[What is needed]
Copy every entry word for word, but skip the pictures.

Items listed in a dataset
________________________________________

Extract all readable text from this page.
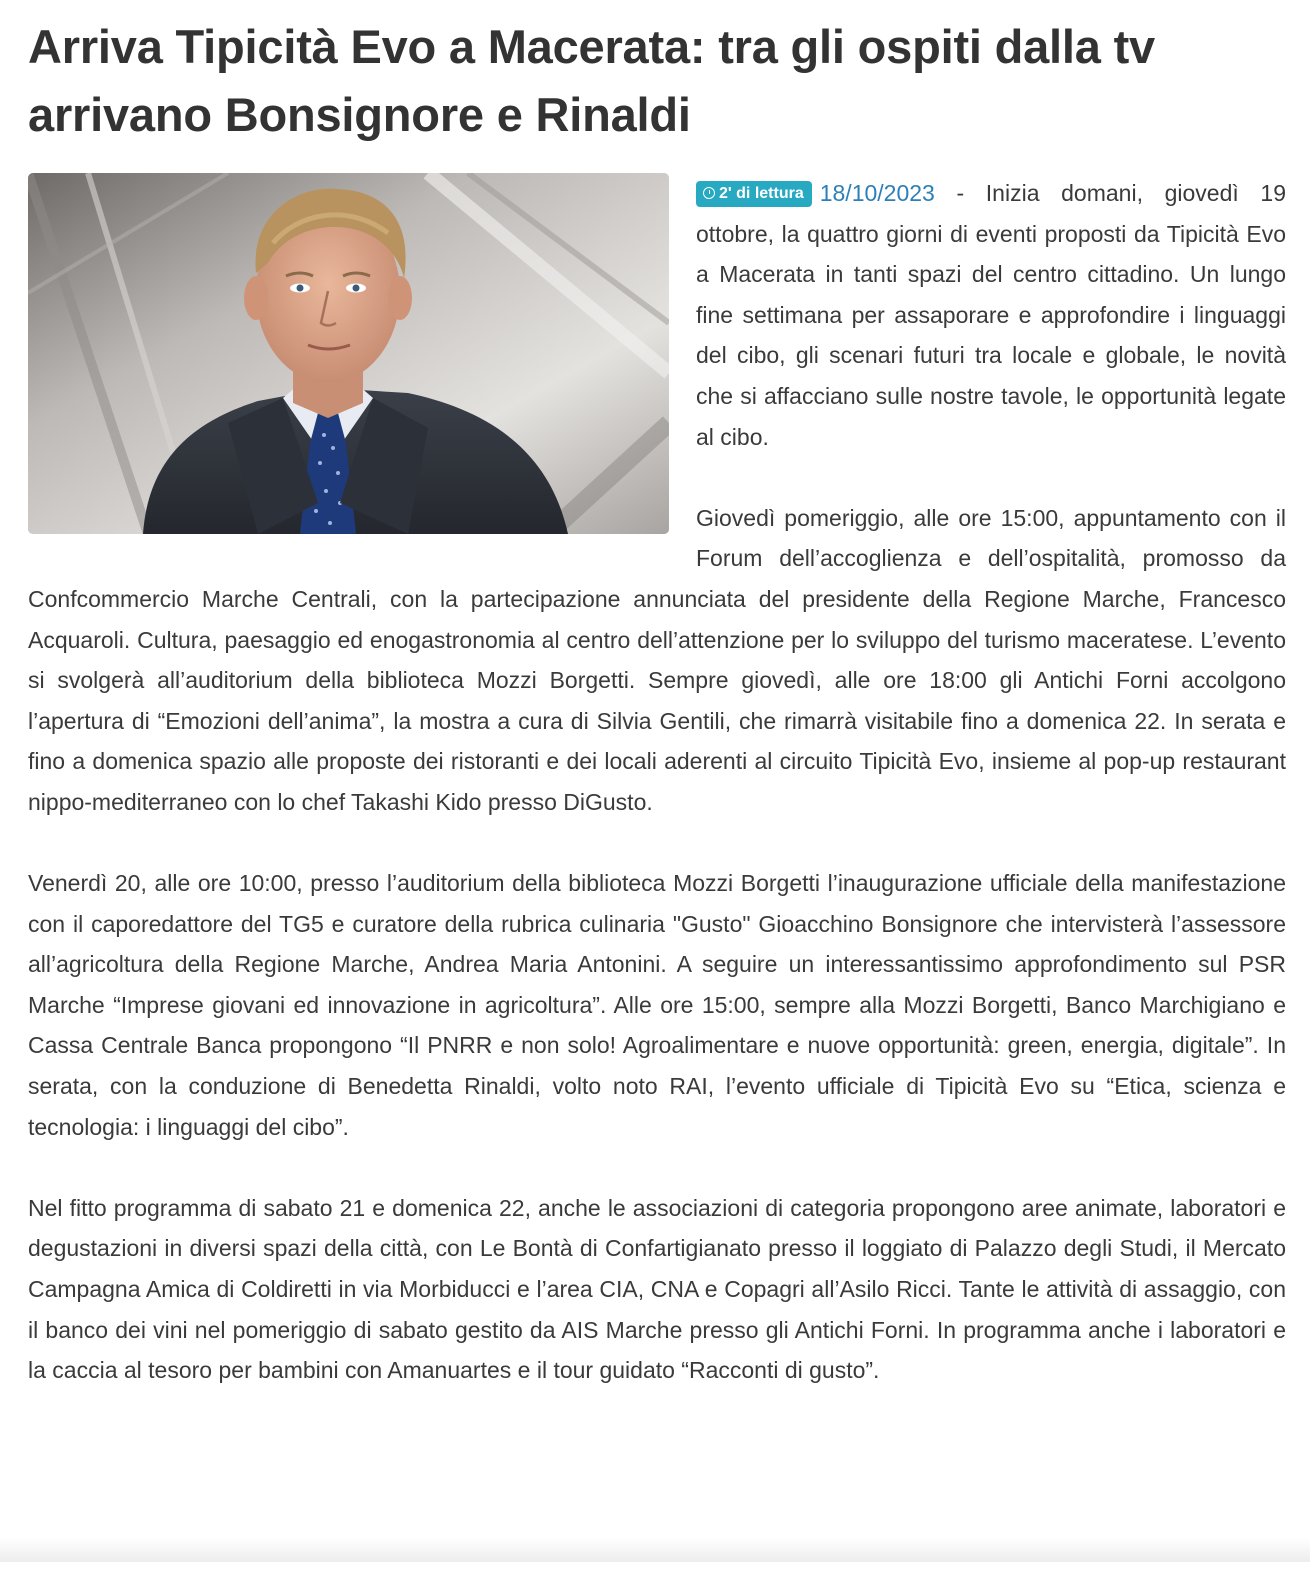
Arriva Tipicità Evo a Macerata: tra gli ospiti dalla tv arrivano Bonsignore e Rinaldi

2' di lettura 18/10/2023 - Inizia domani, giovedì 19 ottobre, la quattro giorni di eventi proposti da Tipicità Evo a Macerata in tanti spazi del centro cittadino. Un lungo fine settimana per assaporare e approfondire i linguaggi del cibo, gli scenari futuri tra locale e globale, le novità che si affacciano sulle nostre tavole, le opportunità legate al cibo.

Giovedì pomeriggio, alle ore 15:00, appuntamento con il Forum dell’accoglienza e dell’ospitalità, promosso da Confcommercio Marche Centrali, con la partecipazione annunciata del presidente della Regione Marche, Francesco Acquaroli. Cultura, paesaggio ed enogastronomia al centro dell’attenzione per lo sviluppo del turismo maceratese. L’evento si svolgerà all’auditorium della biblioteca Mozzi Borgetti. Sempre giovedì, alle ore 18:00 gli Antichi Forni accolgono l’apertura di “Emozioni dell’anima”, la mostra a cura di Silvia Gentili, che rimarrà visitabile fino a domenica 22. In serata e fino a domenica spazio alle proposte dei ristoranti e dei locali aderenti al circuito Tipicità Evo, insieme al pop-up restaurant nippo-mediterraneo con lo chef Takashi Kido presso DiGusto.

Venerdì 20, alle ore 10:00, presso l’auditorium della biblioteca Mozzi Borgetti l’inaugurazione ufficiale della manifestazione con il caporedattore del TG5 e curatore della rubrica culinaria "Gusto" Gioacchino Bonsignore che intervisterà l’assessore all’agricoltura della Regione Marche, Andrea Maria Antonini. A seguire un interessantissimo approfondimento sul PSR Marche “Imprese giovani ed innovazione in agricoltura”. Alle ore 15:00, sempre alla Mozzi Borgetti, Banco Marchigiano e Cassa Centrale Banca propongono “Il PNRR e non solo! Agroalimentare e nuove opportunità: green, energia, digitale”. In serata, con la conduzione di Benedetta Rinaldi, volto noto RAI, l’evento ufficiale di Tipicità Evo su “Etica, scienza e tecnologia: i linguaggi del cibo”.

Nel fitto programma di sabato 21 e domenica 22, anche le associazioni di categoria propongono aree animate, laboratori e degustazioni in diversi spazi della città, con Le Bontà di Confartigianato presso il loggiato di Palazzo degli Studi, il Mercato Campagna Amica di Coldiretti in via Morbiducci e l’area CIA, CNA e Copagri all’Asilo Ricci. Tante le attività di assaggio, con il banco dei vini nel pomeriggio di sabato gestito da AIS Marche presso gli Antichi Forni. In programma anche i laboratori e la caccia al tesoro per bambini con Amanuartes e il tour guidato “Racconti di gusto”.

________________________________________

[Task answer]
Extract all readable text from this page.
Arriva Tipicità Evo a Macerata: tra gli ospiti dalla tv arrivano Bonsignore e Rinaldi

2' di lettura 18/10/2023 - Inizia domani, giovedì 19 ottobre, la quattro giorni di eventi proposti da Tipicità Evo a Macerata in tanti spazi del centro cittadino. Un lungo fine settimana per assaporare e approfondire i linguaggi del cibo, gli scenari futuri tra locale e globale, le novità che si affacciano sulle nostre tavole, le opportunità legate al cibo.

Giovedì pomeriggio, alle ore 15:00, appuntamento con il Forum dell’accoglienza e dell’ospitalità, promosso da Confcommercio Marche Centrali, con la partecipazione annunciata del presidente della Regione Marche, Francesco Acquaroli. Cultura, paesaggio ed enogastronomia al centro dell’attenzione per lo sviluppo del turismo maceratese. L’evento si svolgerà all’auditorium della biblioteca Mozzi Borgetti. Sempre giovedì, alle ore 18:00 gli Antichi Forni accolgono l’apertura di “Emozioni dell’anima”, la mostra a cura di Silvia Gentili, che rimarrà visitabile fino a domenica 22. In serata e fino a domenica spazio alle proposte dei ristoranti e dei locali aderenti al circuito Tipicità Evo, insieme al pop-up restaurant nippo-mediterraneo con lo chef Takashi Kido presso DiGusto.

Venerdì 20, alle ore 10:00, presso l’auditorium della biblioteca Mozzi Borgetti l’inaugurazione ufficiale della manifestazione con il caporedattore del TG5 e curatore della rubrica culinaria "Gusto" Gioacchino Bonsignore che intervisterà l’assessore all’agricoltura della Regione Marche, Andrea Maria Antonini. A seguire un interessantissimo approfondimento sul PSR Marche “Imprese giovani ed innovazione in agricoltura”. Alle ore 15:00, sempre alla Mozzi Borgetti, Banco Marchigiano e Cassa Centrale Banca propongono “Il PNRR e non solo! Agroalimentare e nuove opportunità: green, energia, digitale”. In serata, con la conduzione di Benedetta Rinaldi, volto noto RAI, l’evento ufficiale di Tipicità Evo su “Etica, scienza e tecnologia: i linguaggi del cibo”.

Nel fitto programma di sabato 21 e domenica 22, anche le associazioni di categoria propongono aree animate, laboratori e degustazioni in diversi spazi della città, con Le Bontà di Confartigianato presso il loggiato di Palazzo degli Studi, il Mercato Campagna Amica di Coldiretti in via Morbiducci e l’area CIA, CNA e Copagri all’Asilo Ricci. Tante le attività di assaggio, con il banco dei vini nel pomeriggio di sabato gestito da AIS Marche presso gli Antichi Forni. In programma anche i laboratori e la caccia al tesoro per bambini con Amanuartes e il tour guidato “Racconti di gusto”.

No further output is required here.